■ Stated goal: Filter the entries below, keeping only lines with the word "Ctrl".

■ Dataset records:
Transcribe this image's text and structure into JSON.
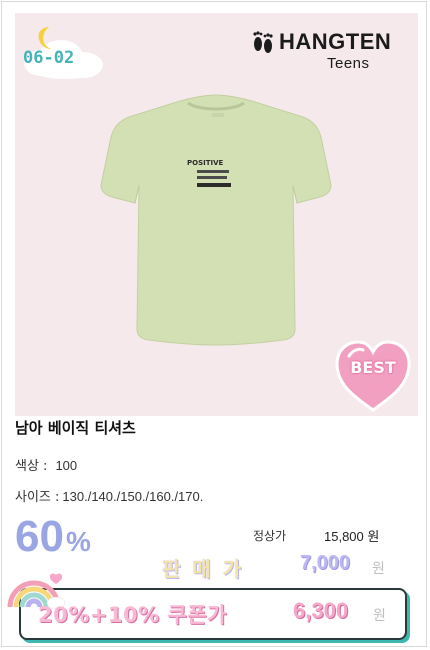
{
  "badge": {
    "date": "06-02"
  },
  "brand": {
    "name": "HANGTEN",
    "sub": "Teens"
  },
  "product_image": {
    "print_text": "POSITIVE",
    "best_badge": "BEST"
  },
  "product": {
    "title": "남아 베이직 티셔츠",
    "color_label": "색상 :",
    "color_value": "100",
    "size_label": "사이즈 :",
    "size_value": "130./140./150./160./170."
  },
  "pricing": {
    "discount_number": "60",
    "discount_symbol": "%",
    "regular_label": "정상가",
    "regular_price": "15,800 원",
    "sale_label": "판매가",
    "sale_price": "7,000",
    "sale_won": "원",
    "coupon_label": "20%+10% 쿠폰가",
    "coupon_price": "6,300",
    "coupon_won": "원"
  },
  "colors": {
    "photo_bg": "#f5e9ec",
    "shirt": "#d3e0b4",
    "discount": "#9aa5e3",
    "coupon_pink": "#f5a7ca",
    "accent_teal": "#3fb7b1"
  }
}
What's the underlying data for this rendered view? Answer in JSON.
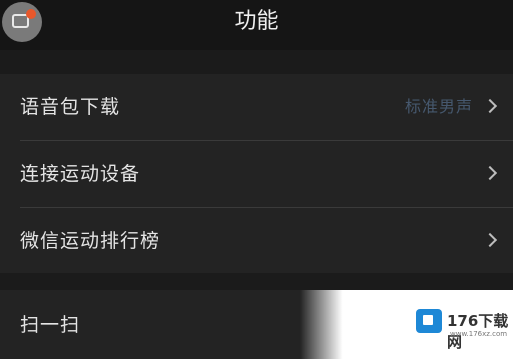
{
  "header": {
    "title": "功能",
    "back_icon": "back-notification-icon",
    "colors": {
      "background": "#151515",
      "badge": "#e8572a"
    }
  },
  "groups": [
    {
      "items": [
        {
          "label": "语音包下载",
          "value": "标准男声",
          "icon": "chevron-right-icon"
        },
        {
          "label": "连接运动设备",
          "icon": "chevron-right-icon"
        },
        {
          "label": "微信运动排行榜",
          "icon": "chevron-right-icon"
        }
      ]
    },
    {
      "items": [
        {
          "label": "扫一扫"
        }
      ]
    }
  ],
  "watermark": {
    "text": "176下载网",
    "sub": "www.176xz.com"
  }
}
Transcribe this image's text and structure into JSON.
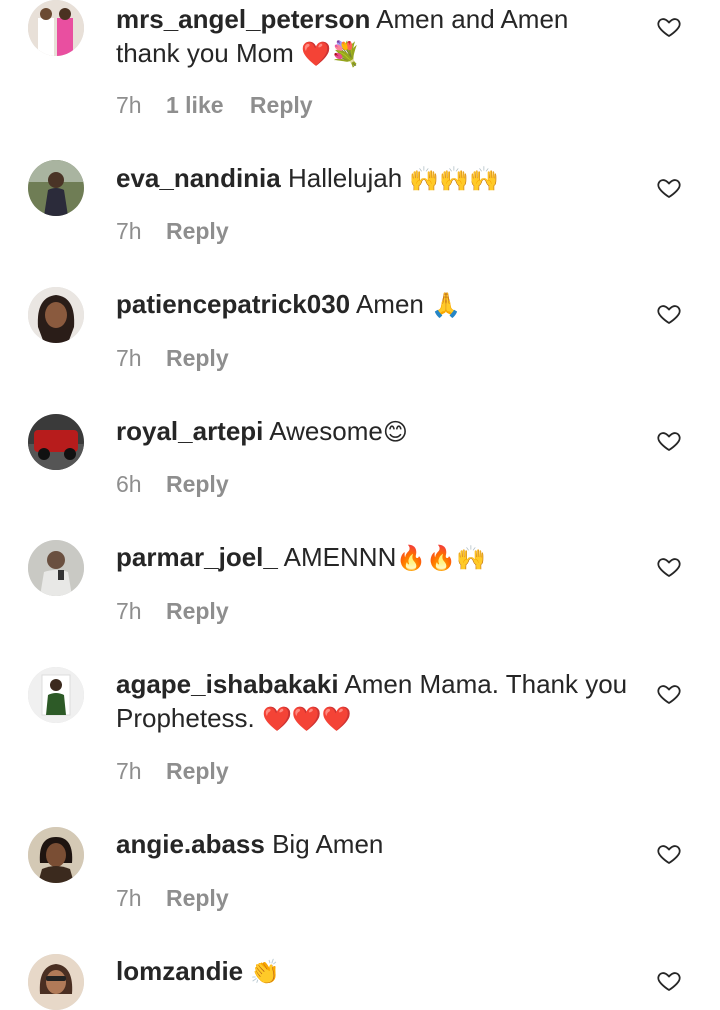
{
  "comments": [
    {
      "username": "mrs_angel_peterson",
      "text": "Amen and Amen thank you Mom",
      "emoji": "❤️💐",
      "time": "7h",
      "likes": "1 like",
      "reply": "Reply",
      "avatar_colors": [
        "#b08a6a",
        "#e94fa0"
      ]
    },
    {
      "username": "eva_nandinia",
      "text": "Hallelujah",
      "emoji": "🙌🙌🙌",
      "time": "7h",
      "reply": "Reply",
      "avatar_colors": [
        "#5a6b3c",
        "#2b2b3a"
      ]
    },
    {
      "username": "patiencepatrick030",
      "text": "Amen",
      "emoji": "🙏",
      "time": "7h",
      "reply": "Reply",
      "avatar_colors": [
        "#e8e4e0",
        "#2a1d18"
      ]
    },
    {
      "username": "royal_artepi",
      "text": "Awesome",
      "emoji": "😊",
      "time": "6h",
      "reply": "Reply",
      "avatar_colors": [
        "#b71c1c",
        "#3a3a3a"
      ]
    },
    {
      "username": "parmar_joel_",
      "text": "AMENNN",
      "emoji": "🔥🔥🙌",
      "time": "7h",
      "reply": "Reply",
      "avatar_colors": [
        "#c9c9c4",
        "#4a4a48"
      ]
    },
    {
      "username": "agape_ishabakaki",
      "text": "Amen Mama. Thank you Prophetess.",
      "emoji": "❤️❤️❤️",
      "time": "7h",
      "reply": "Reply",
      "avatar_colors": [
        "#f0f0f0",
        "#2d5a27"
      ]
    },
    {
      "username": "angie.abass",
      "text": "Big Amen",
      "emoji": "",
      "time": "7h",
      "reply": "Reply",
      "avatar_colors": [
        "#d4c9b5",
        "#3b2a1e"
      ]
    },
    {
      "username": "lomzandie",
      "text": "",
      "emoji": "👏",
      "avatar_colors": [
        "#e7d8c8",
        "#4a2f22"
      ]
    }
  ],
  "icons": {
    "like": "heart-outline-icon"
  },
  "colors": {
    "text": "#262626",
    "secondary": "#8e8e8e",
    "background": "#ffffff"
  }
}
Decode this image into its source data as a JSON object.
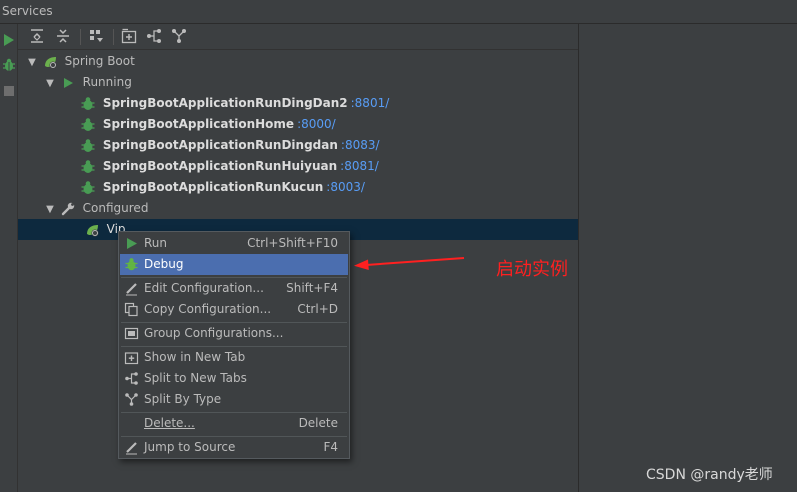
{
  "window": {
    "title": "Services"
  },
  "tree": {
    "root_label": "Spring Boot",
    "running_label": "Running",
    "running_apps": [
      {
        "name": "SpringBootApplicationRunDingDan2",
        "port": ":8801/"
      },
      {
        "name": "SpringBootApplicationHome",
        "port": ":8000/"
      },
      {
        "name": "SpringBootApplicationRunDingdan",
        "port": ":8083/"
      },
      {
        "name": "SpringBootApplicationRunHuiyuan",
        "port": ":8081/"
      },
      {
        "name": "SpringBootApplicationRunKucun",
        "port": ":8003/"
      }
    ],
    "configured_label": "Configured",
    "configured_item": "Vip"
  },
  "context_menu": {
    "items": [
      {
        "label": "Run",
        "shortcut": "Ctrl+Shift+F10",
        "icon": "run-icon"
      },
      {
        "label": "Debug",
        "shortcut": "",
        "icon": "debug-icon"
      },
      {
        "label": "Edit Configuration...",
        "shortcut": "Shift+F4",
        "icon": "edit-icon"
      },
      {
        "label": "Copy Configuration...",
        "shortcut": "Ctrl+D",
        "icon": "copy-icon"
      },
      {
        "label": "Group Configurations...",
        "shortcut": "",
        "icon": "group-icon"
      },
      {
        "label": "Show in New Tab",
        "shortcut": "",
        "icon": "new-tab-icon"
      },
      {
        "label": "Split to New Tabs",
        "shortcut": "",
        "icon": "split-icon"
      },
      {
        "label": "Split By Type",
        "shortcut": "",
        "icon": "split-type-icon"
      },
      {
        "label": "Delete...",
        "shortcut": "Delete",
        "icon": ""
      },
      {
        "label": "Jump to Source",
        "shortcut": "F4",
        "icon": "jump-icon"
      }
    ]
  },
  "annotation": {
    "text": "启动实例",
    "color": "#ff2020"
  },
  "watermark": "CSDN @randy老师",
  "colors": {
    "accent_highlight": "#4b6eaf",
    "port_link": "#589df6",
    "run_green": "#499c54",
    "selected_row": "#0d293e"
  }
}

■ Final answer:
        "shortcut": "Ctrl+Shift+F10",
        "shortcut": "Ctrl+D",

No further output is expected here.